Rewrite the records below as a Markdown table with two columns, "Row" for the row number and "Record" for the line itself, leaving out any blank lines.

- [RECORDS SHOWN]

§ §

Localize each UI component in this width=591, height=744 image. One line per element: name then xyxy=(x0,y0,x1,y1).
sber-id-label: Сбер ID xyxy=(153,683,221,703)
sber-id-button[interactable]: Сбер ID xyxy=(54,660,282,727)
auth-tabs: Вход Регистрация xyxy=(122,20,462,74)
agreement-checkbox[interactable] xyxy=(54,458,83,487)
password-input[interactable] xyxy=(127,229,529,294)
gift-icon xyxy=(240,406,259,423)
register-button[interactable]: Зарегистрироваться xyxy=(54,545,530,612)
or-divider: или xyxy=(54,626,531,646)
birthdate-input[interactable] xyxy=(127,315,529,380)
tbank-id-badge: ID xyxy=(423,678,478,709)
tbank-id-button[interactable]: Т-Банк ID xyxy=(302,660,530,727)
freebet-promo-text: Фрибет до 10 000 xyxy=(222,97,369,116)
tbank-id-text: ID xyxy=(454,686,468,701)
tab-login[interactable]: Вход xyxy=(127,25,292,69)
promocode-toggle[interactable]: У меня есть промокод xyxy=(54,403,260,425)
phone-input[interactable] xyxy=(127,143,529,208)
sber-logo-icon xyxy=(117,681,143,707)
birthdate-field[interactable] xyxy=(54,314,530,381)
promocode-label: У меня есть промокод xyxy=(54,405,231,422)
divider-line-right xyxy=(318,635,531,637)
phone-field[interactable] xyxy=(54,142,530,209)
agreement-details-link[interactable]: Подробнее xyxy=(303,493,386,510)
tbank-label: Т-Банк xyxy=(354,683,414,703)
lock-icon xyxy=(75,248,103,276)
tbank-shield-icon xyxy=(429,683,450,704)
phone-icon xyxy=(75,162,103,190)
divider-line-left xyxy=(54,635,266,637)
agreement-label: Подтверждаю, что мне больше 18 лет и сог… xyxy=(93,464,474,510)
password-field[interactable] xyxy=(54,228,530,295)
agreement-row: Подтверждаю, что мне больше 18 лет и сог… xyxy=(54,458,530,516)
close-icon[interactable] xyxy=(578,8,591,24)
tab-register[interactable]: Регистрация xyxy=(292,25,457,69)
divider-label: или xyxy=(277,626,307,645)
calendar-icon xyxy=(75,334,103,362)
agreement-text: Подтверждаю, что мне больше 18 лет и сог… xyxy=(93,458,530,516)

§ §

- [SOLUTION TO THIS TASK]
| Row | Record |
|---|---|
| 1 | Localize each UI component in this width=591, height=744 image. One line per element: name then xyxy=(x0,y0,x1,y1). |
| 2 | sber-id-label: Сбер ID xyxy=(153,683,221,703) |
| 3 | sber-id-button[interactable]: Сбер ID xyxy=(54,660,282,727) |
| 4 | auth-tabs: Вход Регистрация xyxy=(122,20,462,74) |
| 5 | agreement-checkbox[interactable] xyxy=(54,458,83,487) |
| 6 | password-input[interactable] xyxy=(127,229,529,294) |
| 7 | gift-icon xyxy=(240,406,259,423) |
| 8 | register-button[interactable]: Зарегистрироваться xyxy=(54,545,530,612) |
| 9 | or-divider: или xyxy=(54,626,531,646) |
| 10 | birthdate-input[interactable] xyxy=(127,315,529,380) |
| 11 | tbank-id-badge: ID xyxy=(423,678,478,709) |
| 12 | tbank-id-button[interactable]: Т-Банк ID xyxy=(302,660,530,727) |
| 13 | freebet-promo-text: Фрибет до 10 000 xyxy=(222,97,369,116) |
| 14 | tbank-id-text: ID xyxy=(454,686,468,701) |
| 15 | tab-login[interactable]: Вход xyxy=(127,25,292,69) |
| 16 | promocode-toggle[interactable]: У меня есть промокод xyxy=(54,403,260,425) |
| 17 | phone-input[interactable] xyxy=(127,143,529,208) |
| 18 | sber-logo-icon xyxy=(117,681,143,707) |
| 19 | birthdate-field[interactable] xyxy=(54,314,530,381) |
| 20 | promocode-label: У меня есть промокод xyxy=(54,405,231,422) |
| 21 | divider-line-right xyxy=(318,635,531,637) |
| 22 | phone-field[interactable] xyxy=(54,142,530,209) |
| 23 | agreement-details-link[interactable]: Подробнее xyxy=(303,493,386,510) |
| 24 | tbank-label: Т-Банк xyxy=(354,683,414,703) |
| 25 | lock-icon xyxy=(75,248,103,276) |
| 26 | tbank-shield-icon xyxy=(429,683,450,704) |
| 27 | phone-icon xyxy=(75,162,103,190) |
| 28 | divider-line-left xyxy=(54,635,266,637) |
| 29 | agreement-label: Подтверждаю, что мне больше 18 лет и сог… xyxy=(93,464,474,510) |
| 30 | password-field[interactable] xyxy=(54,228,530,295) |
| 31 | agreement-row: Подтверждаю, что мне больше 18 лет и сог… xyxy=(54,458,530,516) |
| 32 | close-icon[interactable] xyxy=(578,8,591,24) |
| 33 | tab-register[interactable]: Регистрация xyxy=(292,25,457,69) |
| 34 | divider-label: или xyxy=(277,626,307,645) |
| 35 | calendar-icon xyxy=(75,334,103,362) |
| 36 | agreement-text: Подтверждаю, что мне больше 18 лет и сог… xyxy=(93,458,530,516) |